> RECORDED INFORMATION
****

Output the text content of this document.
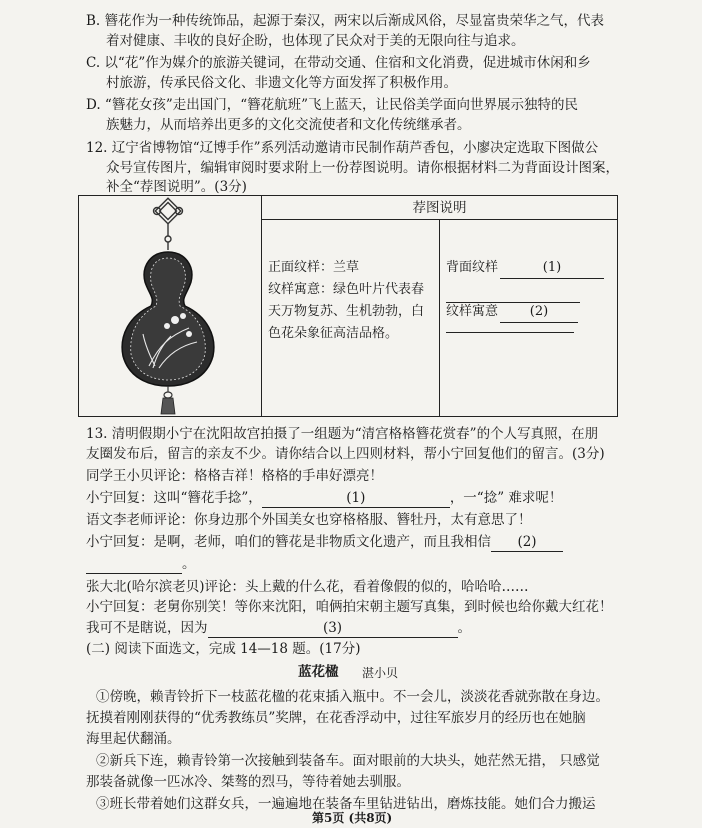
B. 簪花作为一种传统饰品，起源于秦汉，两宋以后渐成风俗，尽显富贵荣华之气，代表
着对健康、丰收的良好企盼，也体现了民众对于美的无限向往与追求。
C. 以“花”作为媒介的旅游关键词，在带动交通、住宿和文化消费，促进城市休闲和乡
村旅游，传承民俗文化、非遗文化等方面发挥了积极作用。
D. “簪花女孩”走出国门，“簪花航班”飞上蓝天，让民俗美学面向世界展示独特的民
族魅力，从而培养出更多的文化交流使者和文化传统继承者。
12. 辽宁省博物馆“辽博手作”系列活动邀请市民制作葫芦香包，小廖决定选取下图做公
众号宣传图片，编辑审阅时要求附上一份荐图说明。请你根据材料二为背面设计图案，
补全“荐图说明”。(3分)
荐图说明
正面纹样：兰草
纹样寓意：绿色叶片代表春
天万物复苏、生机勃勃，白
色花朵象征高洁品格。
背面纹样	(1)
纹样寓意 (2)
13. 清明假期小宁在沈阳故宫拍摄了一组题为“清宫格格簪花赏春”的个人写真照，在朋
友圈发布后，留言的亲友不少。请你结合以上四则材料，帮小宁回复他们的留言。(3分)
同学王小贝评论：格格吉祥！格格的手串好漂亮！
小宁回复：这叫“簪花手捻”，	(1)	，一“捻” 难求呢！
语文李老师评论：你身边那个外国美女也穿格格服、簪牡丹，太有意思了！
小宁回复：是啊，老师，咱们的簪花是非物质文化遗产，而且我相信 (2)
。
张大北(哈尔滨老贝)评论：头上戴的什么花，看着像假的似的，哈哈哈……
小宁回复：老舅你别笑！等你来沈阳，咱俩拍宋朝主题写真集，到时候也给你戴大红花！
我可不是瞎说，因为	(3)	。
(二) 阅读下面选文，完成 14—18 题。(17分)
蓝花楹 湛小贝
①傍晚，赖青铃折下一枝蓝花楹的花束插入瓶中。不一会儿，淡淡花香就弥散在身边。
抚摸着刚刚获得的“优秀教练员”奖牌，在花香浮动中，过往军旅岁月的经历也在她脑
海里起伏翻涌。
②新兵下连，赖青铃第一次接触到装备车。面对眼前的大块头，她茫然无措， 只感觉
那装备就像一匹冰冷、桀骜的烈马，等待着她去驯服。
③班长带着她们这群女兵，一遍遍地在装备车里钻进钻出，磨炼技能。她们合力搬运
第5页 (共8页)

****

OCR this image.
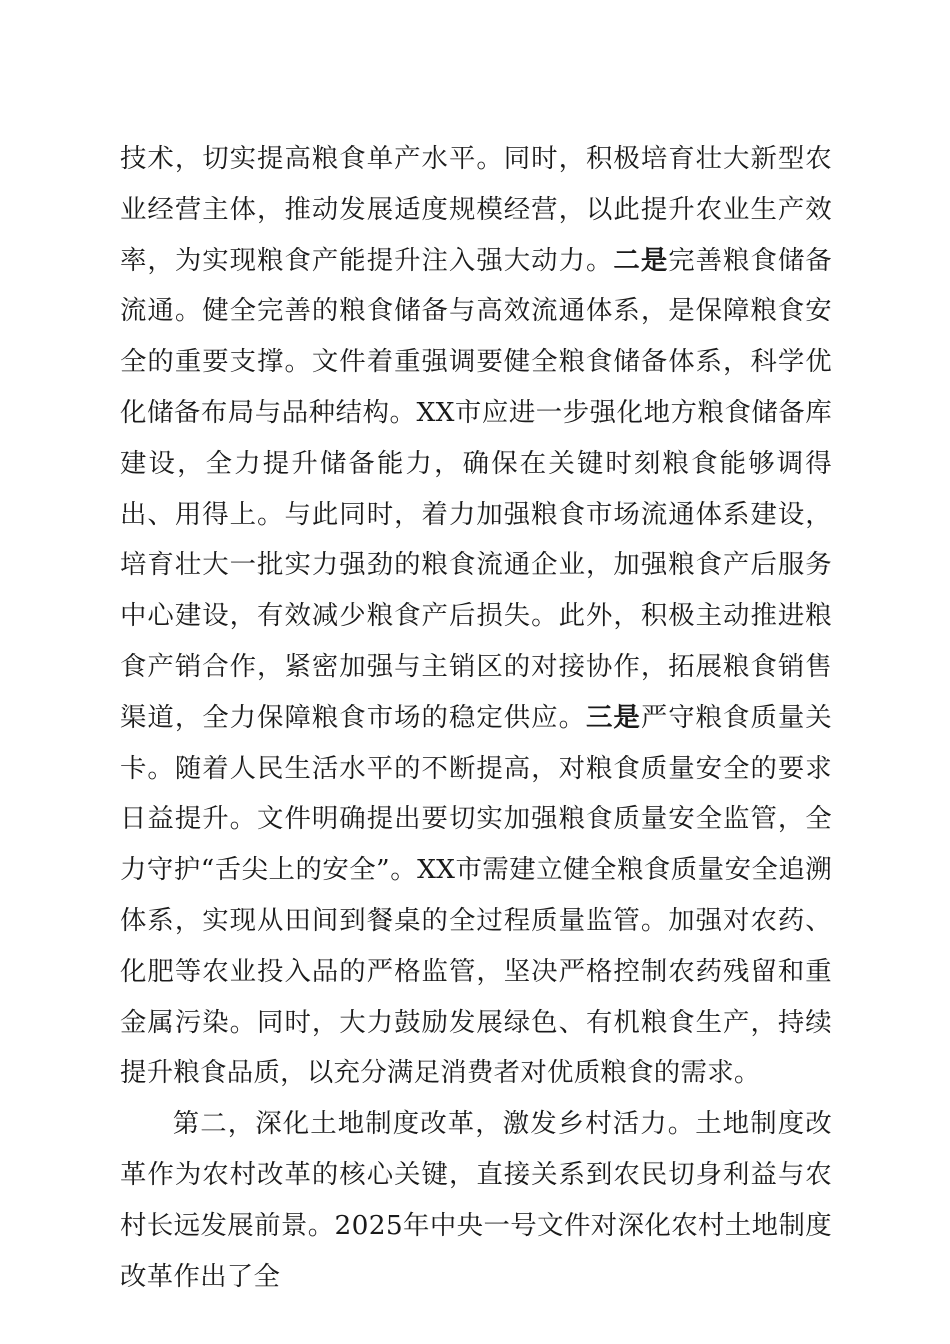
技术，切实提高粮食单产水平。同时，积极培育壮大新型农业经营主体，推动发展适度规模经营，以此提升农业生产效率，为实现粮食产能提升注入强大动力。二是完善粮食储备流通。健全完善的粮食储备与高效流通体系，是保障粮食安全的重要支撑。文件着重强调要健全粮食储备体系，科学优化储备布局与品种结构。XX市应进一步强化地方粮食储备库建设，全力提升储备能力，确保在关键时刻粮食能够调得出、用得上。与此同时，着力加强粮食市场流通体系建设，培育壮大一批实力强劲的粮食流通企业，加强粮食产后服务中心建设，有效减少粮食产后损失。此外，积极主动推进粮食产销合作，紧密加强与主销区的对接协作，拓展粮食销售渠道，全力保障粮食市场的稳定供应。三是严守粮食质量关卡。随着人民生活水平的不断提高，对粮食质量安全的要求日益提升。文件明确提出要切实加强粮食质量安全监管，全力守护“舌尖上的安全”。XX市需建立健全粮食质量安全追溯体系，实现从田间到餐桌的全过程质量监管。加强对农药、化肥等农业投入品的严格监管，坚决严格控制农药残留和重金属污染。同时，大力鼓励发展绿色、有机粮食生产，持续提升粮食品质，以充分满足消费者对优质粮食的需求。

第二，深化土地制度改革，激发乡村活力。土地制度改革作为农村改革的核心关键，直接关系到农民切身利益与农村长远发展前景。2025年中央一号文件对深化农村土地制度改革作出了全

****

> DIRECTION
Gather up the lines containing the word "this" from these records and copy them.

> ANSWER TO THE PROBLEM
Output the text content of this document.
OCR this image.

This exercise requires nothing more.